Text block START
Overexpressed plasmid and siRNA were used to regulate WTAP expression. Two siRNAs of WTAP were designed and synthesized. The overexpressed plasmid pcDNA3.1-WTAP was constructed. Huh-7 and SNU-449 cells were transfected with the siRNAs or plasmid by Lipofectamine™ 3000. 48h later, the total RNA or cell lysates were collected. Western blot (A, D) and RT-PCR (B-C, E-F) were used to detect the mRNA and protein levels of WTAP. *p < 0.05, **p < 0.01, *** p < 0.001, ****p < 0.001 compared with control groups.
Text block END
Data shown START
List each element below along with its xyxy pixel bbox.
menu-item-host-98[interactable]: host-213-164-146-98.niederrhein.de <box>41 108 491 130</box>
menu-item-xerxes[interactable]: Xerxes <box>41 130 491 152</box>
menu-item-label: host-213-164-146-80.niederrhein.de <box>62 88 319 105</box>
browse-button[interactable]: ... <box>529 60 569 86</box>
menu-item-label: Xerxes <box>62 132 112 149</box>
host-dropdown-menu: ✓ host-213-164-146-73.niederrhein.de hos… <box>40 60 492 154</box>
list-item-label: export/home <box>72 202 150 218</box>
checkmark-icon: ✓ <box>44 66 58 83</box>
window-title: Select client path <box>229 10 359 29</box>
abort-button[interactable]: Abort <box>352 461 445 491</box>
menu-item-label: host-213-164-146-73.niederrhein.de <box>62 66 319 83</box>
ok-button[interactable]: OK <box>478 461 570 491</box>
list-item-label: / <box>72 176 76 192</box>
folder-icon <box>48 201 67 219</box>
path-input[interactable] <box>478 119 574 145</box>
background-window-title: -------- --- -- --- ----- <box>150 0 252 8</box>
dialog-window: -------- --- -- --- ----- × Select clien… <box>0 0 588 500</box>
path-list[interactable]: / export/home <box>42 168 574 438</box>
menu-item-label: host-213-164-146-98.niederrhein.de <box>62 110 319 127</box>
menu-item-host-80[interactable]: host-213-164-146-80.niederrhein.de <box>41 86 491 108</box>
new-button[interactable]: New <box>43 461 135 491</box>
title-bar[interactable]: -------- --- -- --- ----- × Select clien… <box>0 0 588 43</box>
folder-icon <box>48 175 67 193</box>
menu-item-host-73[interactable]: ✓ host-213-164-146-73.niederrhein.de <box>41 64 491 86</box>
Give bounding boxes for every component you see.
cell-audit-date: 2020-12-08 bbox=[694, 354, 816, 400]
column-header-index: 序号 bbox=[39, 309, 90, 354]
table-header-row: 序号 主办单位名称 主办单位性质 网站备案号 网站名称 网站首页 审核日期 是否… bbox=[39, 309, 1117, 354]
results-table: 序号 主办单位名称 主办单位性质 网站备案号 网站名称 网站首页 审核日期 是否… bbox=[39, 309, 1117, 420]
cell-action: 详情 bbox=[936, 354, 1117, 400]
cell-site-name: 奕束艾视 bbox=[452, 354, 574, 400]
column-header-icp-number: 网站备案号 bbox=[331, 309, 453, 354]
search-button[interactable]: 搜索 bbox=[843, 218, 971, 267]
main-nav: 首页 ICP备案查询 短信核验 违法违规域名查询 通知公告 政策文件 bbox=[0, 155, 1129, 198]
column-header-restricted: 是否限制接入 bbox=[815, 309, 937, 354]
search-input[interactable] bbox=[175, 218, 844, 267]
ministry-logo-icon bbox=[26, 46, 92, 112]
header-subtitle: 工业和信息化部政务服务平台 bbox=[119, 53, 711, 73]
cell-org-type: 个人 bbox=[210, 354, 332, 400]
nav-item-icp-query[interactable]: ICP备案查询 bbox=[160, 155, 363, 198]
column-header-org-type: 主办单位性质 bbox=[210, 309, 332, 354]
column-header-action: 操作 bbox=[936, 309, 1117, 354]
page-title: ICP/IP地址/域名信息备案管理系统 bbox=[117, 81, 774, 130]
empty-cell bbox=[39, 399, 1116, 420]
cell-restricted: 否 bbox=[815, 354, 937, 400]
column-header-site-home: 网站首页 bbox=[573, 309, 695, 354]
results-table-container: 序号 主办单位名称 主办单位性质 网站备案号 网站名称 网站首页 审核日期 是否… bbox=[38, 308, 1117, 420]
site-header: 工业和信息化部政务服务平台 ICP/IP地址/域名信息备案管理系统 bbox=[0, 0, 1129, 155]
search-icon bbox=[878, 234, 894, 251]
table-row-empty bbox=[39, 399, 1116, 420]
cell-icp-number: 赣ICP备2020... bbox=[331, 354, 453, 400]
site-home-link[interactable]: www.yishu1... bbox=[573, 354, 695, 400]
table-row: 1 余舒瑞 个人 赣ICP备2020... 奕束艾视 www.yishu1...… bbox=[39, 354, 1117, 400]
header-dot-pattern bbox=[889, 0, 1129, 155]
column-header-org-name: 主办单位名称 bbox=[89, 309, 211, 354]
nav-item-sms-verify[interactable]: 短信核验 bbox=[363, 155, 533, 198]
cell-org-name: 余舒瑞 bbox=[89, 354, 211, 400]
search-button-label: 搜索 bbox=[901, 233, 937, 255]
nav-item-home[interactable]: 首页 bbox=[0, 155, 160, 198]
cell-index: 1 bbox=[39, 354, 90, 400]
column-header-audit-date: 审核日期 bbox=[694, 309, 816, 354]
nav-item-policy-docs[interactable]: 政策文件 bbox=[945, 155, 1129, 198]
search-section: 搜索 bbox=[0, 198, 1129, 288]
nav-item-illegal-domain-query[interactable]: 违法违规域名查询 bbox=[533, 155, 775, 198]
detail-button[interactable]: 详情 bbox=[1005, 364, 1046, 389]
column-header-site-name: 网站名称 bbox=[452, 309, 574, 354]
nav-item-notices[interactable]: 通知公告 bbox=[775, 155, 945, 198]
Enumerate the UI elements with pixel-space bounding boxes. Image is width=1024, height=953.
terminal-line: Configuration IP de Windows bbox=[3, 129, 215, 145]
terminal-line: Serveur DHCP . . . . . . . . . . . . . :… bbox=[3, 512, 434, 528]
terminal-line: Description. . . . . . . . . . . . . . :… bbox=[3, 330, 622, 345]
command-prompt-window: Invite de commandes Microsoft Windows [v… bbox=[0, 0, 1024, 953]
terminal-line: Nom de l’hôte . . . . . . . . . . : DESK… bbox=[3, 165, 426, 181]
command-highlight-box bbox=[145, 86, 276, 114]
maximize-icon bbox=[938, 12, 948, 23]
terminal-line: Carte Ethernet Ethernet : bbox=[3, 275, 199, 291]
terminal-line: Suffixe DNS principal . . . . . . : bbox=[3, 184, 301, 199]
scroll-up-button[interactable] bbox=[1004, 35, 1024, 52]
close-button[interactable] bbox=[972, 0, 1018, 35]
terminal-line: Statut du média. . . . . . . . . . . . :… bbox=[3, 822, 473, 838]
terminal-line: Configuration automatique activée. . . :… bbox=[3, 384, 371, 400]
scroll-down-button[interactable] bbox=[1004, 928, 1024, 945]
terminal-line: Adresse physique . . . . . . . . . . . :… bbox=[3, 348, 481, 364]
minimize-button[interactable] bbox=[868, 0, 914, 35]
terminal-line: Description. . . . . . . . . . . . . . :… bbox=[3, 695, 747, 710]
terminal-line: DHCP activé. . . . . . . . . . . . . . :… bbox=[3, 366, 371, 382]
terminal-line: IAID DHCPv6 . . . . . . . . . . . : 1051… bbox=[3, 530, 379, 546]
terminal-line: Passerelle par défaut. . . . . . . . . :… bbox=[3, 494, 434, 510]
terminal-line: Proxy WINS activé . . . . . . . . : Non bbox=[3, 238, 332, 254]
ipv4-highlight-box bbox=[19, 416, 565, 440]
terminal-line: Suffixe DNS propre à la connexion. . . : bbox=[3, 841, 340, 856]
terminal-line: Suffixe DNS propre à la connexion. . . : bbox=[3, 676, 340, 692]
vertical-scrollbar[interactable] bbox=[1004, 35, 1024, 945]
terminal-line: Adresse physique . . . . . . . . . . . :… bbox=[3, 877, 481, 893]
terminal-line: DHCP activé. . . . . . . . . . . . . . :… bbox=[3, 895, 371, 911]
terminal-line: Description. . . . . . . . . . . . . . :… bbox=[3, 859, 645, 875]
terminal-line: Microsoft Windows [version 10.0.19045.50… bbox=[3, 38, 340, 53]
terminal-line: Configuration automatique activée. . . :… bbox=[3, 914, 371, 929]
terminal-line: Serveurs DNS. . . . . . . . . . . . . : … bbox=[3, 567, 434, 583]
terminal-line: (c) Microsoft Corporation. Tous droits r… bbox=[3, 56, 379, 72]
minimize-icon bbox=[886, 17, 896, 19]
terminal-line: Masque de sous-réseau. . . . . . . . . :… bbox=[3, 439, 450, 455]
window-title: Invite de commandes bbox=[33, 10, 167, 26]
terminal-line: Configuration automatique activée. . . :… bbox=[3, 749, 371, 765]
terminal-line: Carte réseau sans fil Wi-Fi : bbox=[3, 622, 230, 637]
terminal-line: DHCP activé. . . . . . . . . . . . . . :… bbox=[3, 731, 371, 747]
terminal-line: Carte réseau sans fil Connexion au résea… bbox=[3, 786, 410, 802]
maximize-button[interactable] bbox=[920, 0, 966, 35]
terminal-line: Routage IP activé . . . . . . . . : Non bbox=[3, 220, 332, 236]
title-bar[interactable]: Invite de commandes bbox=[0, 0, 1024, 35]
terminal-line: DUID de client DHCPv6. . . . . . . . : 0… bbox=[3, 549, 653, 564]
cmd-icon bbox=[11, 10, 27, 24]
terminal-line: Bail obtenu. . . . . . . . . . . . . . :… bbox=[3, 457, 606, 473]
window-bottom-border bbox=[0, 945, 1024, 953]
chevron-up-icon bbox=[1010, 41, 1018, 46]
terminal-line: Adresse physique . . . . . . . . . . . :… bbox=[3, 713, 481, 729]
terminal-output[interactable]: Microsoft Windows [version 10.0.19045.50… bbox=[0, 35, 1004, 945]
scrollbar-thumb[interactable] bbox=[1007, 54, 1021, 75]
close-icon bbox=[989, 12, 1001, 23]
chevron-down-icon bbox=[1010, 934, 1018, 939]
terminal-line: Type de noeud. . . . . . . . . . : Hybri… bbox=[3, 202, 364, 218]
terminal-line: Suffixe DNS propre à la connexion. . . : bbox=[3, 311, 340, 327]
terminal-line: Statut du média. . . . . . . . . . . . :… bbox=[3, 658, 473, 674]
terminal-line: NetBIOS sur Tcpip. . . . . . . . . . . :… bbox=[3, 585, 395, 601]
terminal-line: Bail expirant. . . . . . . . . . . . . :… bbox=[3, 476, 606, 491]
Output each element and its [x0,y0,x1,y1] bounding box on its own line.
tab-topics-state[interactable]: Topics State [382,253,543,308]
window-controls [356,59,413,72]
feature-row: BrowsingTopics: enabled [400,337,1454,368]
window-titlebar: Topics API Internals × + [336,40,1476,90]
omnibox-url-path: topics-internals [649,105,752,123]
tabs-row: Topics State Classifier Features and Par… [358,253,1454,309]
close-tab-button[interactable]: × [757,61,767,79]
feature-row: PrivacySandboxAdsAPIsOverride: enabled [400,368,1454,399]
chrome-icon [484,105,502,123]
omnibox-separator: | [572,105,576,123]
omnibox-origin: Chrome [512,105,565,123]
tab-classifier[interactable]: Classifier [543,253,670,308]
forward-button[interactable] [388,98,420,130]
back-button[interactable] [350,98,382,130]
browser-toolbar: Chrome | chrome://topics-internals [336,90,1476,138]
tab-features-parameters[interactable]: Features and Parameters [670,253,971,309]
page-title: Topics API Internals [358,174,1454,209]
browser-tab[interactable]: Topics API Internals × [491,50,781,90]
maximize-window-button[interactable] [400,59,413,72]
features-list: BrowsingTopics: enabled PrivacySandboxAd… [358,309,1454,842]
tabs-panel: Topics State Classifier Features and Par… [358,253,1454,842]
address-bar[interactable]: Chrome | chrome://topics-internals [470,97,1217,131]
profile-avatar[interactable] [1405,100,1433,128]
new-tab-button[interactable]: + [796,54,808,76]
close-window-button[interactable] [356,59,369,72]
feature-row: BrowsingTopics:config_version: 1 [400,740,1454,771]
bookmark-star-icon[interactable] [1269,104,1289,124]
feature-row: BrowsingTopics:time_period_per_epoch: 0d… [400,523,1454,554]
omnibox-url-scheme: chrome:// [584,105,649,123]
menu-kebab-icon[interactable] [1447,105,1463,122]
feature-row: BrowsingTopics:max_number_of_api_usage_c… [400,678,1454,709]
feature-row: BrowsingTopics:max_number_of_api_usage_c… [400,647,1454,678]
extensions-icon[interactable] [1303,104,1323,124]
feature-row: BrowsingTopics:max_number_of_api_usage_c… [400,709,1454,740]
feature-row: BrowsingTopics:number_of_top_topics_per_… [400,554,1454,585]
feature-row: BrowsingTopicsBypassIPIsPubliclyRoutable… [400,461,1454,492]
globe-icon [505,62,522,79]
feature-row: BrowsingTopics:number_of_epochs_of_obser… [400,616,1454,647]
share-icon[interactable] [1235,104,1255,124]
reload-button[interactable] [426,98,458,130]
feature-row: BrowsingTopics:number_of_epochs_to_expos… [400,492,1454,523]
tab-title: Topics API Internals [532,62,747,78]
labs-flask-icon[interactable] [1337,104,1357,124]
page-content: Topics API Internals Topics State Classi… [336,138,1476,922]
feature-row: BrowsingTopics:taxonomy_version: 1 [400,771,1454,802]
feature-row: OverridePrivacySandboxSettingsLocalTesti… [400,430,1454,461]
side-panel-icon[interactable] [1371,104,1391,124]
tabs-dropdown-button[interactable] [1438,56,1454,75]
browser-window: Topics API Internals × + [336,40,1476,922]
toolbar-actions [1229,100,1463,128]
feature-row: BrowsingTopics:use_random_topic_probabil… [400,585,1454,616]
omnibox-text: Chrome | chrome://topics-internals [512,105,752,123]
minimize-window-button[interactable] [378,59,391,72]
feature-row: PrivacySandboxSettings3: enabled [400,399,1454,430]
Data shown END
**The task:** In the WTAP expression legend, rewrite the passage from "Overexpressed plasmid and" up to and including "with control groups.", changing "synthesized" to "produced". These lines have nothing to do with the text.

**Exercise output:**
Overexpressed plasmid and siRNA were used to regulate WTAP expression. Two siRNAs of WTAP were designed and produced. The overexpressed plasmid pcDNA3.1-WTAP was constructed. Huh-7 and SNU-449 cells were transfected with the siRNAs or plasmid by Lipofectamine™ 3000. 48h later, the total RNA or cell lysates were collected. Western blot (A, D) and RT-PCR (B-C, E-F) were used to detect the mRNA and protein levels of WTAP. *p < 0.05, **p < 0.01, *** p < 0.001, ****p < 0.001 compared with control groups.